§ **TEXTO PROPORCIONADO**
######

—Casi no llega a tiempo para presentar el manuscrito.

—El punto final lo puse en agosto, en una cabaña que me prestó un amigo en el lago Caburgua, en el sur de Chile. Estaba aislado, a una hora y media de barco de un pequeño muelle y creí que no llegaba al plazo límite, es más, llegué con muy poco aliento. Había que imprimirlo en papel y entregarlo en la editorial, y hacía un calor terrible. Llegué 15 minutos antes de que terminase.

—Lo escribió durante la pandemia, que resultó acabar siendo un punto de inflexión para usted.

—Me contagié dos veces. La primera, enfermé muy levemente y creí que estaba inmunizado, y para los que tenemos cincuenta y tantos la vacuna llegó tarde. En mayo del año pasado me volví a infectar. Tuve además un falso negativo inicial, así que, a pesar de sentirme mal, estuve dos o tres días negándomelo, pero mi cuerpo acabó cediendo finalmente a la enfermedad, y a las 48 horas no podía respirar. Mi hijo dice que fue la única vez que me vio con miedo, y tiene razón, tuve miedo de morir. Creo que fue la paternidad la que me sujetó, la que me ancló aquí. A los dos días, el virus volvió con ferocidad: me estaba duchando y me di cuenta de que no podía respirar, llegué gateando a la cama para ver si con meditación podía recuperar el ritmo, y entonces volví a conectarme a lo vital. En cuanto pude conseguir permiso de mi médica, me fui al campo con esta novela terminada a medias.
######
§ **DATOS EXTRAÍDOS**
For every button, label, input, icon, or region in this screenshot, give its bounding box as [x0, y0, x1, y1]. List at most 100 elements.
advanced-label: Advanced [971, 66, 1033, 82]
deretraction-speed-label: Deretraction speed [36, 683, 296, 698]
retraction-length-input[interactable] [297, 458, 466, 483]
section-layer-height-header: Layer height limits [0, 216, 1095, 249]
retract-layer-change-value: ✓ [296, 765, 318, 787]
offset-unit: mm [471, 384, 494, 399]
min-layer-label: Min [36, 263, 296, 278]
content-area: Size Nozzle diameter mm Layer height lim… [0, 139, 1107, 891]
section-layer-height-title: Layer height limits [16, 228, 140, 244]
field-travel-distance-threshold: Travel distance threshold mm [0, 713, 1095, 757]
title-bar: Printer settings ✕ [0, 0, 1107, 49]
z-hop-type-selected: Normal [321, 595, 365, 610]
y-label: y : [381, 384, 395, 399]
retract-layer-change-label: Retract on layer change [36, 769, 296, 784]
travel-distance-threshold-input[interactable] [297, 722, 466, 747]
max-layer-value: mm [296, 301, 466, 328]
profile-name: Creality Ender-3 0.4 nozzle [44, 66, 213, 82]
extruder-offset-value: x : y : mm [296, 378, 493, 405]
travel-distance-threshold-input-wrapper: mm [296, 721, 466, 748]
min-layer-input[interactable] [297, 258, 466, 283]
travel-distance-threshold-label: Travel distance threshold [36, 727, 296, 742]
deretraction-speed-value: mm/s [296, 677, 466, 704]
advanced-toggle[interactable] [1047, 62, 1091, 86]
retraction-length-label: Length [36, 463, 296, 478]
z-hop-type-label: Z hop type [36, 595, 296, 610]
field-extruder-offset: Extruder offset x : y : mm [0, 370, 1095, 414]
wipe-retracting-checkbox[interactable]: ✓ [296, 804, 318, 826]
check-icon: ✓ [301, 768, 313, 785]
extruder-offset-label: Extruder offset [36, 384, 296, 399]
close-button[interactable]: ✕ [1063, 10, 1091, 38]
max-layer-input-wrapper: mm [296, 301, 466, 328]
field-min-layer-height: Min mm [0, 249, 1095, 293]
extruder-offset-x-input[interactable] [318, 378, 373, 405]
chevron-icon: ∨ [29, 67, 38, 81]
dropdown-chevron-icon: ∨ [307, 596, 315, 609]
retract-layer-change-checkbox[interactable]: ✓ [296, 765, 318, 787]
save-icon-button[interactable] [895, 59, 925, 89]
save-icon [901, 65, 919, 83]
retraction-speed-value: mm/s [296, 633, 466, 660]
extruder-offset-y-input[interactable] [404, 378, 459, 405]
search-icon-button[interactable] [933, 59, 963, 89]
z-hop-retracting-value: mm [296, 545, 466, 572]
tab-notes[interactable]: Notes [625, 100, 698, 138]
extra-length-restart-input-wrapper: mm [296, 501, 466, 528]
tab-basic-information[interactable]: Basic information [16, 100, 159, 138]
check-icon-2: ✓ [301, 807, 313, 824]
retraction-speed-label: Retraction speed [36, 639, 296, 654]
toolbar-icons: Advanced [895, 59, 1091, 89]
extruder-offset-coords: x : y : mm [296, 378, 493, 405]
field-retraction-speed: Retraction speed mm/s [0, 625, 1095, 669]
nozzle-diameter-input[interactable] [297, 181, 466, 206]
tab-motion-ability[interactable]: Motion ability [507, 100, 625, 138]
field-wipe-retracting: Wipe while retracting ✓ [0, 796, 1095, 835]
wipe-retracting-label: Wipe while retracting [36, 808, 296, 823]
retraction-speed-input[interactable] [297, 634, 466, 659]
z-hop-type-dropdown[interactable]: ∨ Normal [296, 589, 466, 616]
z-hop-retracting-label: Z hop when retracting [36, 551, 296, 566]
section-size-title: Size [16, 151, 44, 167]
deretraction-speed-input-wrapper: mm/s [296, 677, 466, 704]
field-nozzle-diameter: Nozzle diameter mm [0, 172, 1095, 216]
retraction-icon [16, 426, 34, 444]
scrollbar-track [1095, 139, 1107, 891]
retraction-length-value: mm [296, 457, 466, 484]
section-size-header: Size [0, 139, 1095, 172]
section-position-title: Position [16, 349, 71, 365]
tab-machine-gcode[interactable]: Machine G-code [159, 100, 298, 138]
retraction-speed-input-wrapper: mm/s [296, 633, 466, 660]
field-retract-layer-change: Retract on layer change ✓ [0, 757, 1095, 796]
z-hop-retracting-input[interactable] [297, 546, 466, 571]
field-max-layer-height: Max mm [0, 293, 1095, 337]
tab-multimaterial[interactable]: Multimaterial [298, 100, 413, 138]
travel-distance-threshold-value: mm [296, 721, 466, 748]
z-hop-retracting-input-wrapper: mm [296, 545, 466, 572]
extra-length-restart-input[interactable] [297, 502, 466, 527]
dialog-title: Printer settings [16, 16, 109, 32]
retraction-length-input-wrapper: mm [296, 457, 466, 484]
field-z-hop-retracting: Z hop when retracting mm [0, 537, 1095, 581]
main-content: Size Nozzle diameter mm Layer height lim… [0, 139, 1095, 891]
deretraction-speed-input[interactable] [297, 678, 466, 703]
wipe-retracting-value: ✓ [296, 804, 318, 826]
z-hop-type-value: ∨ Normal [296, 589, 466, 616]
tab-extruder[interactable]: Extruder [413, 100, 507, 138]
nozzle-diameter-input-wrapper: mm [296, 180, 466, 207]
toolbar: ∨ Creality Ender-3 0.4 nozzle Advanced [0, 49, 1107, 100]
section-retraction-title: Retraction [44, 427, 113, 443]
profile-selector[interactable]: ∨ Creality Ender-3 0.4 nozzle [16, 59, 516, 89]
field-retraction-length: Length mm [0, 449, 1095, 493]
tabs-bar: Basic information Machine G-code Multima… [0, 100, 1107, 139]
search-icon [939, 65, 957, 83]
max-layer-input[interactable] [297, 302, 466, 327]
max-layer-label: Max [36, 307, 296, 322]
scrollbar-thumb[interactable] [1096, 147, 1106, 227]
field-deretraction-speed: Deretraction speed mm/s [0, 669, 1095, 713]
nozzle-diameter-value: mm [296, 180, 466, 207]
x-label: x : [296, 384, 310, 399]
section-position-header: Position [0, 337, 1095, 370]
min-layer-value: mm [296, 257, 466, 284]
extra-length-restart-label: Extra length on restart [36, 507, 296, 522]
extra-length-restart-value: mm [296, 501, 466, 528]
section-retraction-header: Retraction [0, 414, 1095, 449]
######
§ **EJERCICIOS**
a. Anota todas las expresiones de la entrevista que indican una cantidad de horas, minutos o días.
b. Escribe una continuación de la entrevista que empiece después de la última respuesta del entrevistado.

§ **RESPUESTAS**
a. una hora y media, 15 minutos, dos o tres días, 48 horas, dos días

b.
—¿Pudo seguir escribiendo en esas condiciones?

—Yo estaba en una crisis con la novela, no sabía exactamente si estaba funcionando el juego dual que me había inventado, no era capaz de dar un salto total hacia la ficción... Y, entonces, esas siguientes dos semanas en el campo me abrieron la cabeza. Corrí la cama hacia la ventana que da al jardín, me dormía y me despertaba con el verde, en esa letanía que se experimenta a medida que el virus se va retirando y vas recuperando la conciencia, y me puse de cara frente a una misión que sabía que tenía que terminar.

—¿Y cómo acaba esta historia?

—Vino a verme una amiga, una pinchadiscos de electrónica orgánica que hace música con los sonidos de la tierra, con sonidos del folklore latinoamericano, y me trajo hongos alucinógenos, que ahora le están ganando mucho terreno a las drogas sintéticas porque producen una sensación de cercanía con la naturaleza y conectan de un modo muy profundo con lo más íntimo, abre todos los sentidos. Me pasé tres días investigando en Internet si iban a cerrarme los pulmones [ríe]. No quería dar un paso atrás, no quería autoboicotearme. Cuando me convencí de que no había peligro, decidí probar con una dosis pequeña, como para no enloquecer, y después de un primer momento de hilaridad y risa, seguido de una enorme tranquilidad y conexión con la naturaleza, llega un punto de extrema lucidez en el que se me reveló el final de la novela.

—¿Qué fue lo que vio en ese viaje alucinógeno?

—No viene un muñeco animado a darte respuestas, pero sí se produce como una conexión neuronal, las ideas se ordenan y se concatenan. Ahí lo vi claro, caí en lo que tenía que hacer para cerrar su historia. Supe que tenía que irme a mi pueblo en Chile, donde ocurre la novela. Allí pasé cuatro meses arremetiendo contra un texto que ya se fue completamente a la ficción. Tuve la absoluta libertad de reinventarlo todo, inspirado en una saga familiar y en un jardín mítico.

—Esta, que también es una historia de exilio, sucede entre Chile y Argentina. ¿Se siente más chileno o argentino?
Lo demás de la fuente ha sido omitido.